▸ **YOUR INSTRUCTIONS**
Report the count of lines containing the word "національний" in the entries below, and nothing more.

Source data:
_ _ _ _
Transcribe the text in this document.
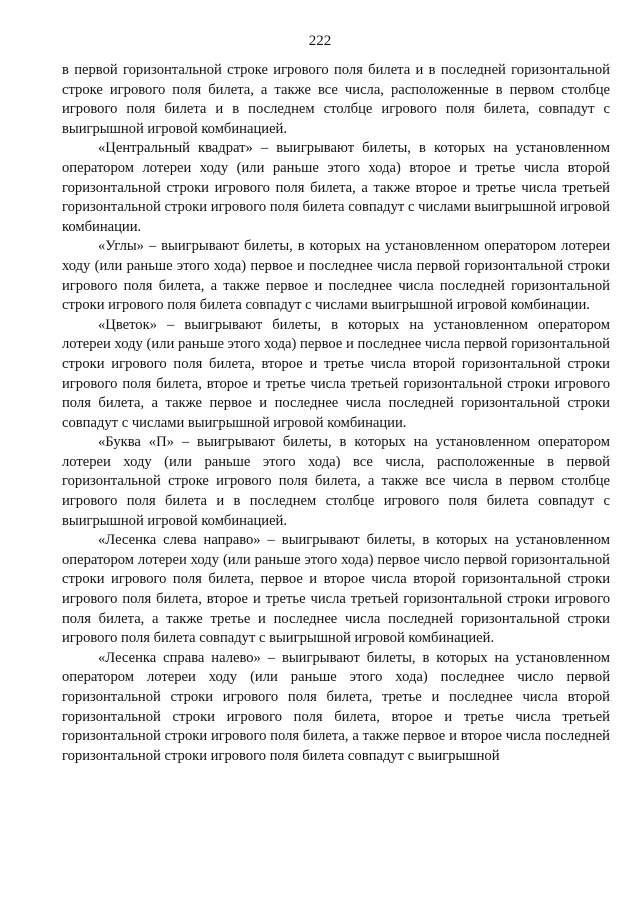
222

в первой горизонтальной строке игрового поля билета и в последней горизонтальной строке игрового поля билета, а также все числа, расположенные в первом столбце игрового поля билета и в последнем столбце игрового поля билета, совпадут с выигрышной игровой комбинацией.

«Центральный квадрат» – выигрывают билеты, в которых на установленном оператором лотереи ходу (или раньше этого хода) второе и третье числа второй горизонтальной строки игрового поля билета, а также второе и третье числа третьей горизонтальной строки игрового поля билета совпадут с числами выигрышной игровой комбинации.

«Углы» – выигрывают билеты, в которых на установленном оператором лотереи ходу (или раньше этого хода) первое и последнее числа первой горизонтальной строки игрового поля билета, а также первое и последнее числа последней горизонтальной строки игрового поля билета совпадут с числами выигрышной игровой комбинации.

«Цветок» – выигрывают билеты, в которых на установленном оператором лотереи ходу (или раньше этого хода) первое и последнее числа первой горизонтальной строки игрового поля билета, второе и третье числа второй горизонтальной строки игрового поля билета, второе и третье числа третьей горизонтальной строки игрового поля билета, а также первое и последнее числа последней горизонтальной строки совпадут с числами выигрышной игровой комбинации.

«Буква «П» – выигрывают билеты, в которых на установленном оператором лотереи ходу (или раньше этого хода) все числа, расположенные в первой горизонтальной строке игрового поля билета, а также все числа в первом столбце игрового поля билета и в последнем столбце игрового поля билета совпадут с выигрышной игровой комбинацией.

«Лесенка слева направо» – выигрывают билеты, в которых на установленном оператором лотереи ходу (или раньше этого хода) первое число первой горизонтальной строки игрового поля билета, первое и второе числа второй горизонтальной строки игрового поля билета, второе и третье числа третьей горизонтальной строки игрового поля билета, а также третье и последнее числа последней горизонтальной строки игрового поля билета совпадут с выигрышной игровой комбинацией.

«Лесенка справа налево» – выигрывают билеты, в которых на установленном оператором лотереи ходу (или раньше этого хода) последнее число первой горизонтальной строки игрового поля билета, третье и последнее числа второй горизонтальной строки игрового поля билета, второе и третье числа третьей горизонтальной строки игрового поля билета, а также первое и второе числа последней горизонтальной строки игрового поля билета совпадут с выигрышной
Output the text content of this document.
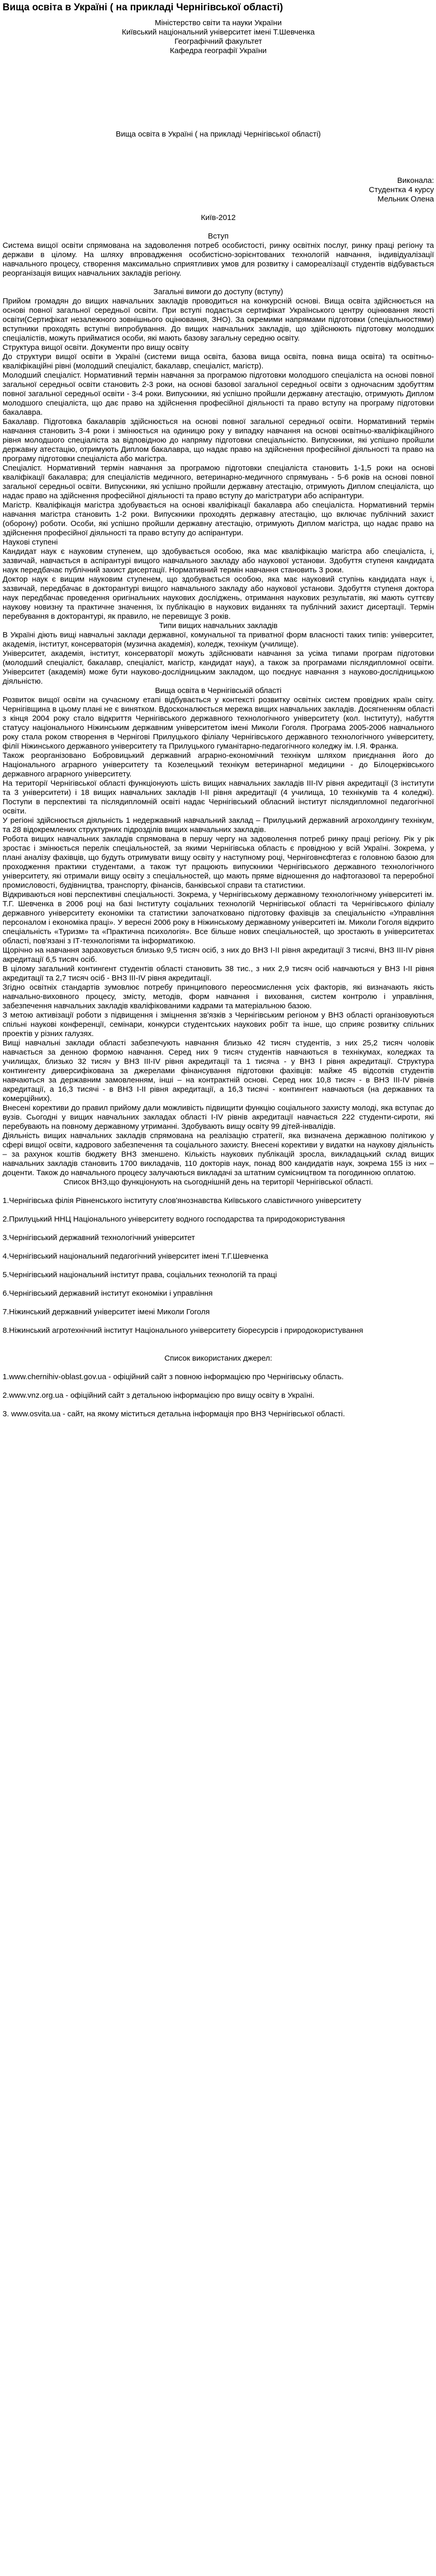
Вища освіта в Україні ( на прикладі Чернігівської області)

Міністерство світи та науки України

Київський національний університет імені Т.Шевченка

Географічний факультет

Кафедра географії України

Вища освіта в Україні ( на прикладі Чернігівської області)

Виконала:

Студентка 4 курсу

Мельник Олена

Київ-2012

Вступ

Система вищої освіти спрямована на задоволення потреб особистості, ринку освітніх послуг, ринку праці регіону та держави в цілому. На шляху впровадження особистісно-зорієнтованих технологій навчання, індивідуалізації навчального процесу, створення максимально сприятливих умов для розвитку і самореалізації студентів відбувається реорганізація вищих навчальних закладів регіону.

Загальні вимоги до доступу (вступу)

Прийом громадян до вищих навчальних закладів проводиться на конкурсній основі. Вища освіта здійснюється на основі повної загальної середньої освіти. При вступі подається сертифікат Українського центру оцінювання якості освіти(Сертифікат незалежного зовнішнього оцінювання, ЗНО). За окремими напрямами підготовки (спеціальностями) вступники проходять вступні випробування. До вищих навчальних закладів, що здійснюють підготовку молодших спеціалістів, можуть прийматися особи, які мають базову загальну середню освіту.

Структура вищої освіти. Документи про вищу освіту

До структури вищої освіти в Україні (системи вища освіта, базова вища освіта, повна вища освіта) та освітньо-кваліфікаційні рівні (молодший спеціаліст, бакалавр, спеціаліст, магістр).

Молодший спеціаліст. Нормативний термін навчання за програмою підготовки молодшого спеціаліста на основі повної загальної середньої освіти становить 2-3 роки, на основі базової загальної середньої освіти з одночасним здобуттям повної загальної середньої освіти - 3-4 роки. Випускники, які успішно пройшли державну атестацію, отримують Диплом молодшого спеціаліста, що дає право на здійснення професійної діяльності та право вступу на програму підготовки бакалавра.

Бакалавр. Підготовка бакалаврів здійснюється на основі повної загальної середньої освіти. Нормативний термін навчання становить 3-4 роки і змінюється на одиницю року у випадку навчання на основі освітньо-кваліфікаційного рівня молодшого спеціаліста за відповідною до напряму підготовки спеціальністю. Випускники, які успішно пройшли державну атестацію, отримують Диплом бакалавра, що надає право на здійснення професійної діяльності та право на програму підготовки спеціаліста або магістра.

Спеціаліст. Нормативний термін навчання за програмою підготовки спеціаліста становить 1-1,5 роки на основі кваліфікації бакалавра; для спеціалістів медичного, ветеринарно-медичного спрямувань - 5-6 років на основі повної загальної середньої освіти. Випускники, які успішно пройшли державну атестацію, отримують Диплом спеціаліста, що надає право на здійснення професійної діяльності та право вступу до магістратури або аспірантури.

Магістр. Кваліфікація магістра здобувається на основі кваліфікації бакалавра або спеціаліста. Нормативний термін навчання магістра становить 1-2 роки. Випускники проходять державну атестацію, що включає публічний захист (оборону) роботи. Особи, які успішно пройшли державну атестацію, отримують Диплом магістра, що надає право на здійснення професійної діяльності та право вступу до аспірантури.

Наукові ступені

Кандидат наук є науковим ступенем, що здобувається особою, яка має кваліфікацію магістра або спеціаліста, і, зазвичай, навчається в аспірантурі вищого навчального закладу або наукової установи. Здобуття ступеня кандидата наук передбачає публічний захист дисертації. Нормативний термін навчання становить 3 роки.

Доктор наук є вищим науковим ступенем, що здобувається особою, яка має науковий ступінь кандидата наук і, зазвичай, передбачає в докторантурі вищого навчального закладу або наукової установи. Здобуття ступеня доктора наук передбачає проведення оригінальних наукових досліджень, отримання наукових результатів, які мають суттєву наукову новизну та практичне значення, їх публікацію в наукових виданнях та публічний захист дисертації. Термін перебування в докторантурі, як правило, не перевищує 3 років.

Типи вищих навчальних закладів

В Україні діють вищі навчальні заклади державної, комунальної та приватної форм власності таких типів: університет, академія, інститут, консерваторія (музична академія), коледж, технікум (училище).

Університет, академія, інститут, консерваторії можуть здійснювати навчання за усіма типами програм підготовки (молодший спеціаліст, бакалавр, спеціаліст, магістр, кандидат наук), а також за програмами післядипломної освіти. Університет (академія) може бути науково-дослідницьким закладом, що поєднує навчання з науково-дослідницькою діяльністю.

Вища освіта в Чернігівській області

Розвиток вищої освіти на сучасному етапі відбувається у контексті розвитку освітніх систем провідних країн світу. Чернігівщина в цьому плані не є винятком. Вдосконалюється мережа вищих навчальних закладів. Досягненням області з кінця 2004 року стало відкриття Чернігівського державного технологічного університету (кол. Інституту), набуття статусу національного Ніжинським державним університетом імені Миколи Гоголя. Програма 2005-2006 навчального року стала роком створення в Чернігові Прилуцького філіалу Чернігівського державного технологічного університету, філії Ніжинського державного університету та Прилуцького гуманітарно-педагогічного коледжу ім. І.Я. Франка.

Також реорганізовано Бобровицький державний аграрно-економічний технікум шляхом приєднання його до Національного аграрного університету та Козелецький технікум ветеринарної медицини - до Білоцерківського державного аграрного університету.

На території Чернігівської області функціонують шість вищих навчальних закладів III-IV рівня акредитації (3 інститути та 3 університети) і 18 вищих навчальних закладів I-II рівня акредитації (4 училища, 10 технікумів та 4 коледжі). Поступи в перспективі та післядипломній освіті надає Чернігівський обласний інститут післядипломної педагогічної освіти.

У регіоні здійснюється діяльність 1 недержавний навчальний заклад – Прилуцький державний агрохолдингу технікум, та 28 відокремлених структурних підрозділів вищих навчальних закладів.

Робота вищих навчальних закладів спрямована в першу чергу на задоволення потреб ринку праці регіону. Рік у рік зростає і змінюється перелік спеціальностей, за якими Чернігівська область є провідною у всій Україні. Зокрема, у плані аналізу фахівців, що будуть отримувати вищу освіту у наступному році, Черніговнєфтегаз є головною базою для проходження практики студентами, а також тут працюють випускники Чернігівського державного технологічного університету, які отримали вищу освіту з спеціальностей, що мають пряме відношення до нафтогазової та переробної промисловості, будівництва, транспорту, фінансів, банківської справи та статистики.

Відкриваються нові перспективні спеціальності. Зокрема, у Чернігівському державному технологічному університеті ім. Т.Г. Шевченка в 2006 році на базі Інституту соціальних технологій Чернігівської області та Чернігівського філіалу державного університету економіки та статистики започатковано підготовку фахівців за спеціальністю «Управління персоналом і економіка праці». У вересні 2006 року в Ніжинському державному університеті ім. Миколи Гоголя відкрито спеціальність «Туризм» та «Практична психологія». Все більше нових спеціальностей, що зростають в університетах області, пов'язані з ІТ-технологіями та інформатикою.

Щорічно на навчання зараховується близько 9,5 тисяч осіб, з них до ВНЗ І-ІІ рівня акредитації 3 тисячі, ВНЗ ІІІ-ІV рівня акредитації 6,5 тисяч осіб.

В цілому загальний контингент студентів області становить 38 тис., з них 2,9 тисяч осіб навчаються у ВНЗ I-II рівня акредитації та 2,7 тисяч осіб - ВНЗ III-IV рівня акредитації.

Згідно освітніх стандартів зумовлює потребу принципового переосмислення усіх факторів, які визначають якість навчально-виховного процесу, змісту, методів, форм навчання і виховання, систем контролю і управління, забезпечення навчальних закладів кваліфікованими кадрами та матеріальною базою.

З метою активізації роботи з підвищення і зміцнення зв'язків з Чернігівським регіоном у ВНЗ області організовуються спільні наукові конференції, семінари, конкурси студентських наукових робіт та інше, що сприяє розвитку спільних проектів у різних галузях.

Вищі навчальні заклади області забезпечують навчання близько 42 тисяч студентів, з них 25,2 тисяч чоловік навчається за денною формою навчання. Серед них 9 тисяч студентів навчаються в технікумах, коледжах та училищах, близько 32 тисяч у ВНЗ III-IV рівня акредитації та 1 тисяча - у ВНЗ I рівня акредитації. Структура контингенту диверсифікована за джерелами фінансування підготовки фахівців: майже 45 відсотків студентів навчаються за державним замовленням, інші – на контрактній основі. Серед них 10,8 тисяч - в ВНЗ III-IV рівнів акредитації, а 16,3 тисячі - в ВНЗ I-II рівня акредитації, а 16,3 тисячі - контингент навчаються (на державних та комерційних).

Внесені корективи до правил прийому дали можливість підвищити функцію соціального захисту молоді, яка вступає до вузів. Сьогодні у вищих навчальних закладах області І-ІV рівнів акредитації навчається 222 студенти-сироти, які перебувають на повному державному утриманні. Здобувають вищу освіту 99 дітей-інвалідів.

Діяльність вищих навчальних закладів спрямована на реалізацію стратегії, яка визначена державною політикою у сфері вищої освіти, кадрового забезпечення та соціального захисту. Внесені корективи у видатки на наукову діяльність – за рахунок коштів бюджету ВНЗ зменшено. Кількість наукових публікацій зросла, викладацький склад вищих навчальних закладів становить 1700 викладачів, 110 докторів наук, понад 800 кандидатів наук, зокрема 155 із них – доценти. Також до навчального процесу залучаються викладачі за штатним сумісництвом та погодинною оплатою.

Список ВНЗ,що функціонують на сьогоднішній день на території Чернігівської області.

1.Чернігівська філія Рівненського інституту слов'янознавства Київського славістичного університету
2.Прилуцький ННЦ Національного університету водного господарства та природокористування
3.Чернігівський державний технологічний університет
4.Чернігівський національний педагогічний університет імені Т.Г.Шевченка
5.Чернігівський національний інститут права, соціальних технологій та праці
6.Чернігівський державний інститут економіки і управління
7.Ніжинський державний університет імені Миколи Гоголя
8.Ніжинський агротехнічний інститут Національного університету біоресурсів і природокористування

Список використаних джерел:

1.www.chernihiv-oblast.gov.ua - офіційний сайт з повною інформацією про Чернігівську область.
2.www.vnz.org.ua - офіційний сайт з детальною інформацією про вищу освіту в Україні.
3. www.osvita.ua - сайт, на якому міститься детальна інформація про ВНЗ Чернігівської області.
_ _ _ _
▸ **SOLUTION BELOW**
3